# Start of Information given

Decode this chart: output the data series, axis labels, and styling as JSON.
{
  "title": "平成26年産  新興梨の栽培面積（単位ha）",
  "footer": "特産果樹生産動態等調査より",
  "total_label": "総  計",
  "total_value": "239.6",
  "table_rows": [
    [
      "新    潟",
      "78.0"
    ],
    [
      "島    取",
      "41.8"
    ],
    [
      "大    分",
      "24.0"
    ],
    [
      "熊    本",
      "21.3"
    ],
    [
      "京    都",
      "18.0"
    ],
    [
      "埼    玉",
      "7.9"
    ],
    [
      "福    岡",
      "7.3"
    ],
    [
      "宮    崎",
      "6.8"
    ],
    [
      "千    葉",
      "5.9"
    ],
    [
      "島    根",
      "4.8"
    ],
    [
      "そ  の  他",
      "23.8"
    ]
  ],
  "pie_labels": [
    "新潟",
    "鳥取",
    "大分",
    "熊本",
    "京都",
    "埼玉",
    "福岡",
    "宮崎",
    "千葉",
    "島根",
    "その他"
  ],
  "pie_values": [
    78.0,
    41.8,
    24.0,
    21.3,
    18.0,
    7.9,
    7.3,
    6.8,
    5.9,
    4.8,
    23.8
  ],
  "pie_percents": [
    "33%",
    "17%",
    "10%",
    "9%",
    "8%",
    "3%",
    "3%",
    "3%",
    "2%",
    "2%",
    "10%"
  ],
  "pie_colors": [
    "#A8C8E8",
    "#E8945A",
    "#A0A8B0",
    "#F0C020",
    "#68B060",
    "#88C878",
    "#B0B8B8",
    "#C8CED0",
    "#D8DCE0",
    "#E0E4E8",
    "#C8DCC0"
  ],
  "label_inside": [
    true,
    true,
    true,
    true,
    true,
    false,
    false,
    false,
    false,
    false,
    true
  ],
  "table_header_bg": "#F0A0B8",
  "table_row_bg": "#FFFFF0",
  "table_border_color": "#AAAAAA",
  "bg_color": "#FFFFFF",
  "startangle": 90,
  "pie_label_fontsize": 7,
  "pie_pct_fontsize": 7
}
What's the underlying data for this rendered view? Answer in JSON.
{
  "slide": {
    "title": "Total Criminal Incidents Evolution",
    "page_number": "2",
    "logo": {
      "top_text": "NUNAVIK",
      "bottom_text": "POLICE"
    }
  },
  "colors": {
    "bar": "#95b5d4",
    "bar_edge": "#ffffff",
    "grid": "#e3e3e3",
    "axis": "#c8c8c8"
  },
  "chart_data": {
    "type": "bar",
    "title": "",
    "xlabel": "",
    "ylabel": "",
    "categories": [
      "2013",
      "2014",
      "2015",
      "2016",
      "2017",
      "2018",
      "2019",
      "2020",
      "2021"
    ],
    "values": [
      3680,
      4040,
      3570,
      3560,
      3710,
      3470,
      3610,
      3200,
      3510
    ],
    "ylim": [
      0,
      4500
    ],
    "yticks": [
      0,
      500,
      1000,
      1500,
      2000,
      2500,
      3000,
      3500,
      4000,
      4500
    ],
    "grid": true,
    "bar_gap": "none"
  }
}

# End of Information given

## Stated exercise
Only a number is wanted: how many lines above include "JSON"?

## Written solution
2